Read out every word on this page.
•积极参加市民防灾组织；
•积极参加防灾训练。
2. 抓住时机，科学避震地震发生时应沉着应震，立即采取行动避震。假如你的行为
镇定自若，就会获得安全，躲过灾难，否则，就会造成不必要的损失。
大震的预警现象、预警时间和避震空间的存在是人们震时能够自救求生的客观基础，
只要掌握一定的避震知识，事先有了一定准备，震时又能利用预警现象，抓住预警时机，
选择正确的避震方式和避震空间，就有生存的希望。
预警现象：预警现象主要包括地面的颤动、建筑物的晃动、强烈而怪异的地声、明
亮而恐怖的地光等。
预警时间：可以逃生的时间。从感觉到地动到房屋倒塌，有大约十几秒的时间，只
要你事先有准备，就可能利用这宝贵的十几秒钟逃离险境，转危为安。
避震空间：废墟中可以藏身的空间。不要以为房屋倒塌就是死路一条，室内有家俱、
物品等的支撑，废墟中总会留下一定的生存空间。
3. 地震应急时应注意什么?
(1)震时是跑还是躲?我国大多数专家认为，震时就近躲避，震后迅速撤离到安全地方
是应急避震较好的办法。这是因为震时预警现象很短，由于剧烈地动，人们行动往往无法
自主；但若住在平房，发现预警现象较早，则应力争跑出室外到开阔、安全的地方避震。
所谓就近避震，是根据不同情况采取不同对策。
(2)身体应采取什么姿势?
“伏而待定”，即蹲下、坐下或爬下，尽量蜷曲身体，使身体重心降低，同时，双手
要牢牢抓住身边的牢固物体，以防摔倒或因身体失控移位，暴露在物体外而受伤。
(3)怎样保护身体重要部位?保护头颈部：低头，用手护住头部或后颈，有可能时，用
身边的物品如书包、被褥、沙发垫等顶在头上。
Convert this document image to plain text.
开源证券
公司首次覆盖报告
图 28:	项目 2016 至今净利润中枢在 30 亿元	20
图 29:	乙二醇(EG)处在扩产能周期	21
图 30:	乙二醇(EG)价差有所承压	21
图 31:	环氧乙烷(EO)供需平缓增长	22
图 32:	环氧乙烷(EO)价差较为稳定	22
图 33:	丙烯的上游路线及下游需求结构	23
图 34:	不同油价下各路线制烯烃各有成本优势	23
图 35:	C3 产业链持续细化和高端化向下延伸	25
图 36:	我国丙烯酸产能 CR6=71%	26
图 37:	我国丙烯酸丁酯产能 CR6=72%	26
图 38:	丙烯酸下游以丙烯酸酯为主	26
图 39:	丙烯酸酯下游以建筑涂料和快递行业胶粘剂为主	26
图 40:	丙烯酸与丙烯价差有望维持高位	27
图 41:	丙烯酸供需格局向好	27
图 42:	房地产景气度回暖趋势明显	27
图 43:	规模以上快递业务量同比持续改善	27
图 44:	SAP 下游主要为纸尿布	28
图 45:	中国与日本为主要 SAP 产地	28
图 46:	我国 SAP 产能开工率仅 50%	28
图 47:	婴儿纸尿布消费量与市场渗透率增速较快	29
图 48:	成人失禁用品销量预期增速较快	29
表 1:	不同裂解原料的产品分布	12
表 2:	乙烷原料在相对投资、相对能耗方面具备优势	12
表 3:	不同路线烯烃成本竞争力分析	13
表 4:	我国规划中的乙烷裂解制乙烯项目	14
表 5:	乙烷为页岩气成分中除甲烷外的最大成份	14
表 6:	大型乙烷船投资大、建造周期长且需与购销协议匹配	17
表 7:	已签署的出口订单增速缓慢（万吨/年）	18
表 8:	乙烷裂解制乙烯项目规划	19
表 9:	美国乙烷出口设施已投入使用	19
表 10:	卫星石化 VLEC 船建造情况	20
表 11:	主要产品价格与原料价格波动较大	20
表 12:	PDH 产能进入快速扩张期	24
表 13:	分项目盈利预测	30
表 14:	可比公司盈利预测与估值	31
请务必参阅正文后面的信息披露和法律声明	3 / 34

........

» **Goal**: Copy down the whole of the data above, matching it exactly.

» **Solution for this task**:
Read out every word on this page.
•积极参加市民防灾组织；
•积极参加防灾训练。
2. 抓住时机，科学避震地震发生时应沉着应震，立即采取行动避震。假如你的行为
镇定自若，就会获得安全，躲过灾难，否则，就会造成不必要的损失。
大震的预警现象、预警时间和避震空间的存在是人们震时能够自救求生的客观基础，
只要掌握一定的避震知识，事先有了一定准备，震时又能利用预警现象，抓住预警时机，
选择正确的避震方式和避震空间，就有生存的希望。
预警现象：预警现象主要包括地面的颤动、建筑物的晃动、强烈而怪异的地声、明
亮而恐怖的地光等。
预警时间：可以逃生的时间。从感觉到地动到房屋倒塌，有大约十几秒的时间，只
要你事先有准备，就可能利用这宝贵的十几秒钟逃离险境，转危为安。
避震空间：废墟中可以藏身的空间。不要以为房屋倒塌就是死路一条，室内有家俱、
物品等的支撑，废墟中总会留下一定的生存空间。
3. 地震应急时应注意什么?
(1)震时是跑还是躲?我国大多数专家认为，震时就近躲避，震后迅速撤离到安全地方
是应急避震较好的办法。这是因为震时预警现象很短，由于剧烈地动，人们行动往往无法
自主；但若住在平房，发现预警现象较早，则应力争跑出室外到开阔、安全的地方避震。
所谓就近避震，是根据不同情况采取不同对策。
(2)身体应采取什么姿势?
“伏而待定”，即蹲下、坐下或爬下，尽量蜷曲身体，使身体重心降低，同时，双手
要牢牢抓住身边的牢固物体，以防摔倒或因身体失控移位，暴露在物体外而受伤。
(3)怎样保护身体重要部位?保护头颈部：低头，用手护住头部或后颈，有可能时，用
身边的物品如书包、被褥、沙发垫等顶在头上。
Convert this document image to plain text.
开源证券
公司首次覆盖报告
图 28:	项目 2016 至今净利润中枢在 30 亿元	20
图 29:	乙二醇(EG)处在扩产能周期	21
图 30:	乙二醇(EG)价差有所承压	21
图 31:	环氧乙烷(EO)供需平缓增长	22
图 32:	环氧乙烷(EO)价差较为稳定	22
图 33:	丙烯的上游路线及下游需求结构	23
图 34:	不同油价下各路线制烯烃各有成本优势	23
图 35:	C3 产业链持续细化和高端化向下延伸	25
图 36:	我国丙烯酸产能 CR6=71%	26
图 37:	我国丙烯酸丁酯产能 CR6=72%	26
图 38:	丙烯酸下游以丙烯酸酯为主	26
图 39:	丙烯酸酯下游以建筑涂料和快递行业胶粘剂为主	26
图 40:	丙烯酸与丙烯价差有望维持高位	27
图 41:	丙烯酸供需格局向好	27
图 42:	房地产景气度回暖趋势明显	27
图 43:	规模以上快递业务量同比持续改善	27
图 44:	SAP 下游主要为纸尿布	28
图 45:	中国与日本为主要 SAP 产地	28
图 46:	我国 SAP 产能开工率仅 50%	28
图 47:	婴儿纸尿布消费量与市场渗透率增速较快	29
图 48:	成人失禁用品销量预期增速较快	29
表 1:	不同裂解原料的产品分布	12
表 2:	乙烷原料在相对投资、相对能耗方面具备优势	12
表 3:	不同路线烯烃成本竞争力分析	13
表 4:	我国规划中的乙烷裂解制乙烯项目	14
表 5:	乙烷为页岩气成分中除甲烷外的最大成份	14
表 6:	大型乙烷船投资大、建造周期长且需与购销协议匹配	17
表 7:	已签署的出口订单增速缓慢（万吨/年）	18
表 8:	乙烷裂解制乙烯项目规划	19
表 9:	美国乙烷出口设施已投入使用	19
表 10:	卫星石化 VLEC 船建造情况	20
表 11:	主要产品价格与原料价格波动较大	20
表 12:	PDH 产能进入快速扩张期	24
表 13:	分项目盈利预测	30
表 14:	可比公司盈利预测与估值	31
请务必参阅正文后面的信息披露和法律声明	3 / 34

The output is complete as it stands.